» Aim of the exercise
Quote each record exactly, please, leaving none out.

Records that describe figures:
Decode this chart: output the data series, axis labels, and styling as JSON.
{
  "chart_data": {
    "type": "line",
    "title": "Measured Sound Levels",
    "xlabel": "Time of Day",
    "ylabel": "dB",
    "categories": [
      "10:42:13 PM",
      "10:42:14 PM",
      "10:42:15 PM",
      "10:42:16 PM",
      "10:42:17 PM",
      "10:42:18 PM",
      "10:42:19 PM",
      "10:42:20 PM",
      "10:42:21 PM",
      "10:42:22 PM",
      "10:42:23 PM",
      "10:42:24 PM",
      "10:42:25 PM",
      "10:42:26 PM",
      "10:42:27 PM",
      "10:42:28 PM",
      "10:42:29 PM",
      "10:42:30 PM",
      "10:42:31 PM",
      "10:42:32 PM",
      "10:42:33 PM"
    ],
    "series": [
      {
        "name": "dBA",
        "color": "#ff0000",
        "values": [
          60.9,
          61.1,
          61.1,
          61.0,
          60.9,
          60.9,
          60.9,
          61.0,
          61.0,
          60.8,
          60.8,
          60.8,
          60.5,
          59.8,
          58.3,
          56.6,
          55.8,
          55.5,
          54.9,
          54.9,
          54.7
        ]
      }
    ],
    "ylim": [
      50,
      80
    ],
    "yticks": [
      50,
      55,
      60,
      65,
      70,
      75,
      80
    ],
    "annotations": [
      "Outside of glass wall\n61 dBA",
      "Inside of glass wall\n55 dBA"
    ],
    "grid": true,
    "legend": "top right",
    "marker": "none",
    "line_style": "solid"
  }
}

» Written response
Decode this chart: output the data series, axis labels, and styling as JSON.
{
  "chart_data": {
    "type": "line",
    "title": "Measured Sound Levels",
    "xlabel": "Time of Day",
    "ylabel": "dB",
    "categories": [
      "10:42:13 PM",
      "10:42:14 PM",
      "10:42:15 PM",
      "10:42:16 PM",
      "10:42:17 PM",
      "10:42:18 PM",
      "10:42:19 PM",
      "10:42:20 PM",
      "10:42:21 PM",
      "10:42:22 PM",
      "10:42:23 PM",
      "10:42:24 PM",
      "10:42:25 PM",
      "10:42:26 PM",
      "10:42:27 PM",
      "10:42:28 PM",
      "10:42:29 PM",
      "10:42:30 PM",
      "10:42:31 PM",
      "10:42:32 PM",
      "10:42:33 PM"
    ],
    "series": [
      {
        "name": "dBA",
        "color": "#ff0000",
        "values": [
          60.9,
          61.1,
          61.1,
          61.0,
          60.9,
          60.9,
          60.9,
          61.0,
          61.0,
          60.8,
          60.8,
          60.8,
          60.5,
          59.8,
          58.3,
          56.6,
          55.8,
          55.5,
          54.9,
          54.9,
          54.7
        ]
      }
    ],
    "ylim": [
      50,
      80
    ],
    "yticks": [
      50,
      55,
      60,
      65,
      70,
      75,
      80
    ],
    "annotations": [
      "Outside of glass wall\n61 dBA",
      "Inside of glass wall\n55 dBA"
    ],
    "grid": true,
    "legend": "top right",
    "marker": "none",
    "line_style": "solid"
  }
}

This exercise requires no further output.